(Recorded data)

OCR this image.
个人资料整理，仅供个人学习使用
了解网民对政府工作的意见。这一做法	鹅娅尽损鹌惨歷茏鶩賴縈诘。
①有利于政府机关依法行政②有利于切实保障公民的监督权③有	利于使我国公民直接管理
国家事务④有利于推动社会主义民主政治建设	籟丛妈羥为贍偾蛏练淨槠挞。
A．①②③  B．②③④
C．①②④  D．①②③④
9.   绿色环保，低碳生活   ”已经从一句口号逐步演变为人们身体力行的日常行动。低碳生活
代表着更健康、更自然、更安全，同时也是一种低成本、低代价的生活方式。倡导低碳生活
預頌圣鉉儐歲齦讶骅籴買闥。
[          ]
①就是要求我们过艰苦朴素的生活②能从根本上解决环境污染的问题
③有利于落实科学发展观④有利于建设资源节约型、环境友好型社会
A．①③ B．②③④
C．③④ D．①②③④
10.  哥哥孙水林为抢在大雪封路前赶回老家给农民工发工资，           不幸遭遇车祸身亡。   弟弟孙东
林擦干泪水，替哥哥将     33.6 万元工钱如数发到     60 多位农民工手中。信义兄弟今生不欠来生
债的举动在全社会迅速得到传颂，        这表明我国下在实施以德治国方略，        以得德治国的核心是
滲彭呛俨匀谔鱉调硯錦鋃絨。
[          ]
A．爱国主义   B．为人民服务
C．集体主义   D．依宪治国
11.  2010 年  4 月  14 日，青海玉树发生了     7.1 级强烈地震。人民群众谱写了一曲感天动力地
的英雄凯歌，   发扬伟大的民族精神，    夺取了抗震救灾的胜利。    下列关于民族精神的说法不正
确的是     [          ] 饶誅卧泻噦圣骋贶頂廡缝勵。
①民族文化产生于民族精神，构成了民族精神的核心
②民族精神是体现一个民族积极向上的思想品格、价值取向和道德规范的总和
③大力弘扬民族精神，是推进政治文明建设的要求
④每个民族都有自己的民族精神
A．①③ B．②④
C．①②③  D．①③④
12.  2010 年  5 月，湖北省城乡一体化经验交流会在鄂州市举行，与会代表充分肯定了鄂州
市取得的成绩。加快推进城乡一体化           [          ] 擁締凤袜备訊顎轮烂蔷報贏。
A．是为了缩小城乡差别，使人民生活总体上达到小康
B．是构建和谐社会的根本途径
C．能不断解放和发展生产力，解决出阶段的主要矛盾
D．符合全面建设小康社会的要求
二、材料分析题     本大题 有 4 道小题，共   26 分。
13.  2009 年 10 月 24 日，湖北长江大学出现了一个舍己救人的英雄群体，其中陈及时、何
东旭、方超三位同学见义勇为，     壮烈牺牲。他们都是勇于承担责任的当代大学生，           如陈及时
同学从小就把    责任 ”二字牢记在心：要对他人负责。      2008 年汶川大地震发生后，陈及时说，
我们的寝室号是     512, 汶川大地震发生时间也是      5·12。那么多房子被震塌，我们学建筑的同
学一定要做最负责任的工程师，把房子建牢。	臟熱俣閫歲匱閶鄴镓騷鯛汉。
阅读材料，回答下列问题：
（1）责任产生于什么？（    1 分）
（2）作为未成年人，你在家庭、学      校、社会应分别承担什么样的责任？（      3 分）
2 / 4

**SET EXERCISE**
Return every line of the material exactly.

**TASK OUTPUT**
OCR this image.
个人资料整理，仅供个人学习使用
了解网民对政府工作的意见。这一做法	鹅娅尽损鹌惨歷茏鶩賴縈诘。
①有利于政府机关依法行政②有利于切实保障公民的监督权③有	利于使我国公民直接管理
国家事务④有利于推动社会主义民主政治建设	籟丛妈羥为贍偾蛏练淨槠挞。
A．①②③  B．②③④
C．①②④  D．①②③④
9.   绿色环保，低碳生活   ”已经从一句口号逐步演变为人们身体力行的日常行动。低碳生活
代表着更健康、更自然、更安全，同时也是一种低成本、低代价的生活方式。倡导低碳生活
預頌圣鉉儐歲齦讶骅籴買闥。
[          ]
①就是要求我们过艰苦朴素的生活②能从根本上解决环境污染的问题
③有利于落实科学发展观④有利于建设资源节约型、环境友好型社会
A．①③ B．②③④
C．③④ D．①②③④
10.  哥哥孙水林为抢在大雪封路前赶回老家给农民工发工资，           不幸遭遇车祸身亡。   弟弟孙东
林擦干泪水，替哥哥将     33.6 万元工钱如数发到     60 多位农民工手中。信义兄弟今生不欠来生
债的举动在全社会迅速得到传颂，        这表明我国下在实施以德治国方略，        以得德治国的核心是
滲彭呛俨匀谔鱉调硯錦鋃絨。
[          ]
A．爱国主义   B．为人民服务
C．集体主义   D．依宪治国
11.  2010 年  4 月  14 日，青海玉树发生了     7.1 级强烈地震。人民群众谱写了一曲感天动力地
的英雄凯歌，   发扬伟大的民族精神，    夺取了抗震救灾的胜利。    下列关于民族精神的说法不正
确的是     [          ] 饶誅卧泻噦圣骋贶頂廡缝勵。
①民族文化产生于民族精神，构成了民族精神的核心
②民族精神是体现一个民族积极向上的思想品格、价值取向和道德规范的总和
③大力弘扬民族精神，是推进政治文明建设的要求
④每个民族都有自己的民族精神
A．①③ B．②④
C．①②③  D．①③④
12.  2010 年  5 月，湖北省城乡一体化经验交流会在鄂州市举行，与会代表充分肯定了鄂州
市取得的成绩。加快推进城乡一体化           [          ] 擁締凤袜备訊顎轮烂蔷報贏。
A．是为了缩小城乡差别，使人民生活总体上达到小康
B．是构建和谐社会的根本途径
C．能不断解放和发展生产力，解决出阶段的主要矛盾
D．符合全面建设小康社会的要求
二、材料分析题     本大题 有 4 道小题，共   26 分。
13.  2009 年 10 月 24 日，湖北长江大学出现了一个舍己救人的英雄群体，其中陈及时、何
东旭、方超三位同学见义勇为，     壮烈牺牲。他们都是勇于承担责任的当代大学生，           如陈及时
同学从小就把    责任 ”二字牢记在心：要对他人负责。      2008 年汶川大地震发生后，陈及时说，
我们的寝室号是     512, 汶川大地震发生时间也是      5·12。那么多房子被震塌，我们学建筑的同
学一定要做最负责任的工程师，把房子建牢。	臟熱俣閫歲匱閶鄴镓騷鯛汉。
阅读材料，回答下列问题：
（1）责任产生于什么？（    1 分）
（2）作为未成年人，你在家庭、学      校、社会应分别承担什么样的责任？（      3 分）
2 / 4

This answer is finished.